--- Start ---

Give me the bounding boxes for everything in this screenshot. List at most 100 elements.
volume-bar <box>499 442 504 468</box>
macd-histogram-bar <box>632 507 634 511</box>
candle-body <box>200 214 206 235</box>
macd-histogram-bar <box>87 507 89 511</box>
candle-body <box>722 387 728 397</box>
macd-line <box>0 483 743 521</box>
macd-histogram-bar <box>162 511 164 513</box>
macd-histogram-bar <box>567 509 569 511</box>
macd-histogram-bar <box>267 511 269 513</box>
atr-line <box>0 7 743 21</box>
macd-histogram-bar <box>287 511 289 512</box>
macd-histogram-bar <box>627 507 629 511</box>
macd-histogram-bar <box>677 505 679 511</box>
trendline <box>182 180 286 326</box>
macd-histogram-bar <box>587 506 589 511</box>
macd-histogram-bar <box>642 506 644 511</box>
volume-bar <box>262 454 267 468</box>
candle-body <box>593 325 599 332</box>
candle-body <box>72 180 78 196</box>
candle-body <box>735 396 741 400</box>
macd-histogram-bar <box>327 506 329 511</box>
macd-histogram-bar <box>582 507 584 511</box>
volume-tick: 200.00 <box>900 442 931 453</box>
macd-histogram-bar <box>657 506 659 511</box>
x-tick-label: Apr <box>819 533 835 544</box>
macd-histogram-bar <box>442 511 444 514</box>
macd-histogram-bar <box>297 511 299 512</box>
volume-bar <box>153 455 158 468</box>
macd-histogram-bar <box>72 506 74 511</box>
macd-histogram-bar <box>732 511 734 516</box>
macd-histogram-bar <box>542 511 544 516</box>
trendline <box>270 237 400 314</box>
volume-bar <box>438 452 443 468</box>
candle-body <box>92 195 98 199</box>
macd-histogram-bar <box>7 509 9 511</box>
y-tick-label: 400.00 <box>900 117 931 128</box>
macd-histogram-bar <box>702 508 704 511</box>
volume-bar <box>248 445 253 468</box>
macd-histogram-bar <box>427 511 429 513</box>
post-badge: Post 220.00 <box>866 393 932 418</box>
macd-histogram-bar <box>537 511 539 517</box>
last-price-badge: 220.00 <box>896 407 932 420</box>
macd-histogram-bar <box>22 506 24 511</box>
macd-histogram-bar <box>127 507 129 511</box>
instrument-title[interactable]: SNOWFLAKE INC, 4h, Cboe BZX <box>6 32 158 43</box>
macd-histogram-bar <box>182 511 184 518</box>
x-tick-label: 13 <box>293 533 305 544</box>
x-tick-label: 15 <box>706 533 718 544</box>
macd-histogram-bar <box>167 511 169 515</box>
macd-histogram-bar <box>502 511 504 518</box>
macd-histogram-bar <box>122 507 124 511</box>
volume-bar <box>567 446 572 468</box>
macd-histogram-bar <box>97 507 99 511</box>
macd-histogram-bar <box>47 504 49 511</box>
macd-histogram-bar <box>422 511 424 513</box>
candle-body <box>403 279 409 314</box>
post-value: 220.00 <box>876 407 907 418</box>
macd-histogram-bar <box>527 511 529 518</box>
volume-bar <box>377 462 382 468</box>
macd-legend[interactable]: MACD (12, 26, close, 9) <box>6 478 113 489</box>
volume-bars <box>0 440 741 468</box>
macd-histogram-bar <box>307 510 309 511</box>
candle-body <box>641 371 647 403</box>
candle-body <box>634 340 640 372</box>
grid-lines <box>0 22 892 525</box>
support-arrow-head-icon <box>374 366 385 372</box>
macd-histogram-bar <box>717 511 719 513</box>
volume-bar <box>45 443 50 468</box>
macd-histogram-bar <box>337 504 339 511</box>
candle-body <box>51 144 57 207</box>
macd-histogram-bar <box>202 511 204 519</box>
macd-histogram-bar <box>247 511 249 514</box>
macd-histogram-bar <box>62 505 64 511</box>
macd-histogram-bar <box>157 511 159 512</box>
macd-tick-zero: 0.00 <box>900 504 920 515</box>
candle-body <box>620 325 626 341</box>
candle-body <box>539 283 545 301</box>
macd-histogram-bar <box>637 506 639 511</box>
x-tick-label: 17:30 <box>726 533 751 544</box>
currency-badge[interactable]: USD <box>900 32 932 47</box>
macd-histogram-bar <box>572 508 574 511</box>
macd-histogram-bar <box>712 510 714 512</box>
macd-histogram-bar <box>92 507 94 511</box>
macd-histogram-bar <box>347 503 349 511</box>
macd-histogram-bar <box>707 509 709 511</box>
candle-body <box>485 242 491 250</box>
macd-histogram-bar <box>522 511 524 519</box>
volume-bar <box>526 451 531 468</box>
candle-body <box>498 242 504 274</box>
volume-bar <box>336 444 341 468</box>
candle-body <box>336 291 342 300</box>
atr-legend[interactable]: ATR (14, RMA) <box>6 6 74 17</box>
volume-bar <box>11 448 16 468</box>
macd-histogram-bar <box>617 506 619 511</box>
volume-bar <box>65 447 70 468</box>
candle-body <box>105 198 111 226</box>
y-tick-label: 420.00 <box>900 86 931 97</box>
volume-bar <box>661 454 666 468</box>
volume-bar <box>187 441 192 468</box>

--- End ---

- **Task description**: Reproduce the records verbatim from their first line down to and including the line that contains "macd-histogram-bar <box>87 507 89 511</box>".

- **Finished answer**:
Give me the bounding boxes for everything in this screenshot. List at most 100 elements.
volume-bar <box>499 442 504 468</box>
macd-histogram-bar <box>632 507 634 511</box>
candle-body <box>200 214 206 235</box>
macd-histogram-bar <box>87 507 89 511</box>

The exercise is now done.